Exercise goal: Extract the lines of the material verbatim, starting at its first line and stopping after the line that contains "legend-item-theta2: θ2 [595,671,718,739]".

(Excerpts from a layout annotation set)
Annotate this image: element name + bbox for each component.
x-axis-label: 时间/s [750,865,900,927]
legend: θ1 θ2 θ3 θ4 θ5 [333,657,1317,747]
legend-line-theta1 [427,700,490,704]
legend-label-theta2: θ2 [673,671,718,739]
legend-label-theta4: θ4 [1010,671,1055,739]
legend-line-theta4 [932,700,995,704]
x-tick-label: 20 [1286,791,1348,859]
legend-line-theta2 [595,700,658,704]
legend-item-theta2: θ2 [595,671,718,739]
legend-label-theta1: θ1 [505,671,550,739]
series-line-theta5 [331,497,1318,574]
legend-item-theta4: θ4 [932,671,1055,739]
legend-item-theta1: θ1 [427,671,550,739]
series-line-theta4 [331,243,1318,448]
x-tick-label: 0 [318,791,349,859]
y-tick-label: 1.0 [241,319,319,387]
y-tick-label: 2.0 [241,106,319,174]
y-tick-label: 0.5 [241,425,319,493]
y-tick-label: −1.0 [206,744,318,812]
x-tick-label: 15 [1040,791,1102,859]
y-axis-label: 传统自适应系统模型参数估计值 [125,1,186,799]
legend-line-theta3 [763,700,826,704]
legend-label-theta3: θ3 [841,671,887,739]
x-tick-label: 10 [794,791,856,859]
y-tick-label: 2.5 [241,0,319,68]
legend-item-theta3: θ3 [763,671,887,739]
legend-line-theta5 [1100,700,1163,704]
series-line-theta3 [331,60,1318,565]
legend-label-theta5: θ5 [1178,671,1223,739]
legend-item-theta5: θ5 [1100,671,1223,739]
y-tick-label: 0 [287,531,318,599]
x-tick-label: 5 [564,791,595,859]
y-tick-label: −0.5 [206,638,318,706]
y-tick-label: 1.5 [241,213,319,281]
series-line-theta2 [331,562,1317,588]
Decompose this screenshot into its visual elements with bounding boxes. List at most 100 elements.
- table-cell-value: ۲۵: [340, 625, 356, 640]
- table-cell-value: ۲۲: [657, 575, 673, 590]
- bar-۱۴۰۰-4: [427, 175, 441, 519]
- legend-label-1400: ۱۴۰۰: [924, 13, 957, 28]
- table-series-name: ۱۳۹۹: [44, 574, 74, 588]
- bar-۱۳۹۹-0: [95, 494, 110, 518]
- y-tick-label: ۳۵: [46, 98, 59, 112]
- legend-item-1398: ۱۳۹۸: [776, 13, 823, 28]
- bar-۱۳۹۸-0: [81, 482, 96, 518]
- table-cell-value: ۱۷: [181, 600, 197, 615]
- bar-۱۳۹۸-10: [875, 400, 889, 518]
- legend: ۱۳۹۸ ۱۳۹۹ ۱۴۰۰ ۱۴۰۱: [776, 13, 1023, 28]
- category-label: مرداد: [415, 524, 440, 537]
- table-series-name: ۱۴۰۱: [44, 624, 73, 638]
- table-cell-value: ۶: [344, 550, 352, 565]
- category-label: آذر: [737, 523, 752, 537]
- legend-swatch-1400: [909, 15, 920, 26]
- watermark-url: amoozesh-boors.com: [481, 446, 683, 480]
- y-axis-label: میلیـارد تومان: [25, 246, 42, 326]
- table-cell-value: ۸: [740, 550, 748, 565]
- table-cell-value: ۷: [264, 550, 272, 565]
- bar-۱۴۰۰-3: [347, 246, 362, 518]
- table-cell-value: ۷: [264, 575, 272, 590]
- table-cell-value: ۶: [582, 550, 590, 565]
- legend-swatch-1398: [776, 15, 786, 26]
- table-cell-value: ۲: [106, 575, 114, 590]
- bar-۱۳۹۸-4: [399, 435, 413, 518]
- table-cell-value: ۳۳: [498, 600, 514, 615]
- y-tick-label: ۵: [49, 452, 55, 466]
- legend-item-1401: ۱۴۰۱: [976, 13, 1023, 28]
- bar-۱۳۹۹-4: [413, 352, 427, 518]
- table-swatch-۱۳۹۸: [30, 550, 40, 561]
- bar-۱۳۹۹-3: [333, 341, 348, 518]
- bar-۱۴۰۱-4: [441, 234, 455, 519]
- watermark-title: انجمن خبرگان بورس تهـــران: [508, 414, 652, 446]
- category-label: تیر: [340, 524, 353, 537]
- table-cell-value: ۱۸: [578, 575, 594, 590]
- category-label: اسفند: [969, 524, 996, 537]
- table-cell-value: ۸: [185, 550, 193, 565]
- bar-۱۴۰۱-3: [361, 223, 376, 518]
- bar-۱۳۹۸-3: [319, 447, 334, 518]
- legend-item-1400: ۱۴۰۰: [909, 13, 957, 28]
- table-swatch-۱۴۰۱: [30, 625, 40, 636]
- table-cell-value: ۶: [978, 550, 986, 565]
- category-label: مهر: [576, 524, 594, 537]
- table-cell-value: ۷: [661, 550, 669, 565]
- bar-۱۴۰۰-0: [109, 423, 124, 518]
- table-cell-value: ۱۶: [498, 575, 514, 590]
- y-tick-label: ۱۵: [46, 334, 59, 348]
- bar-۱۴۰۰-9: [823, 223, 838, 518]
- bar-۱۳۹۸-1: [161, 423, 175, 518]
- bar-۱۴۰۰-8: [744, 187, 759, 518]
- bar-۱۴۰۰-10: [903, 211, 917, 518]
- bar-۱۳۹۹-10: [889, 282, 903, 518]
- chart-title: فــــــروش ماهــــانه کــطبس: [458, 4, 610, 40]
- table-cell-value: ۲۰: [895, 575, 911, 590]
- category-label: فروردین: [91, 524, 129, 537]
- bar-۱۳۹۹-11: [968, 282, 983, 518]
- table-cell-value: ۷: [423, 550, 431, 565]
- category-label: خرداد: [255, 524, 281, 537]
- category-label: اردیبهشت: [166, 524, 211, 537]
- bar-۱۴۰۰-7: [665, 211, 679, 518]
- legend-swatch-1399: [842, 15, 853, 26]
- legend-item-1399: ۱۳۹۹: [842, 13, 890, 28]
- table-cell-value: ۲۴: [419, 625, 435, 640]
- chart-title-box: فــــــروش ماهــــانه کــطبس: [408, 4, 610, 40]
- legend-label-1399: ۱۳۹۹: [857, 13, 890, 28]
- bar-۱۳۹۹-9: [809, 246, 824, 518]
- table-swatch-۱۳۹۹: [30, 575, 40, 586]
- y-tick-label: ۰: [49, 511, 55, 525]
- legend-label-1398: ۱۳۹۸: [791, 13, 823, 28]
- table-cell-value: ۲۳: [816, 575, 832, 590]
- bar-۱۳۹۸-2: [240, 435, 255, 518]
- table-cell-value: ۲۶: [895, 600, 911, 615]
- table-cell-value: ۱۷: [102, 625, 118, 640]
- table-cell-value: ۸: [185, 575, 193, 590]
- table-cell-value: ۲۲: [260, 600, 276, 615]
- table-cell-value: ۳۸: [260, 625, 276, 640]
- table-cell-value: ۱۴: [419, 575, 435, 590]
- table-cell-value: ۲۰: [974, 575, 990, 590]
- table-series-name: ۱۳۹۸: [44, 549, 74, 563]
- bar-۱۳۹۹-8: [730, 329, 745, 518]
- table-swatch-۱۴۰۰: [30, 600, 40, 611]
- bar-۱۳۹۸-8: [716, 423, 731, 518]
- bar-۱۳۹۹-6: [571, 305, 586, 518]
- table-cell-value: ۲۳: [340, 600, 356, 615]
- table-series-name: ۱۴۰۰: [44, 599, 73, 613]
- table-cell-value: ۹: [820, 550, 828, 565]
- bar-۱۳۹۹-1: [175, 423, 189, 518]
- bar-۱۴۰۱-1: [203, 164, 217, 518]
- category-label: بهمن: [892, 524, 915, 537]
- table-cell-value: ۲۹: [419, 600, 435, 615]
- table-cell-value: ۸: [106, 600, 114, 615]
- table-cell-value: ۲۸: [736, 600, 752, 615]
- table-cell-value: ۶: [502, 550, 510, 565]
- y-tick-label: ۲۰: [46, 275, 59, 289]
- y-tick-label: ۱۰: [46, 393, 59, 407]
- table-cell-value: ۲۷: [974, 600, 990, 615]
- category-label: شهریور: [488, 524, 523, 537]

Solution to this problem:
Annotate this image: element name + bbox for each component.
x-axis-label: 时间/s [750,865,900,927]
legend: θ1 θ2 θ3 θ4 θ5 [333,657,1317,747]
legend-line-theta1 [427,700,490,704]
legend-label-theta2: θ2 [673,671,718,739]
legend-label-theta4: θ4 [1010,671,1055,739]
legend-line-theta4 [932,700,995,704]
x-tick-label: 20 [1286,791,1348,859]
legend-line-theta2 [595,700,658,704]
legend-item-theta2: θ2 [595,671,718,739]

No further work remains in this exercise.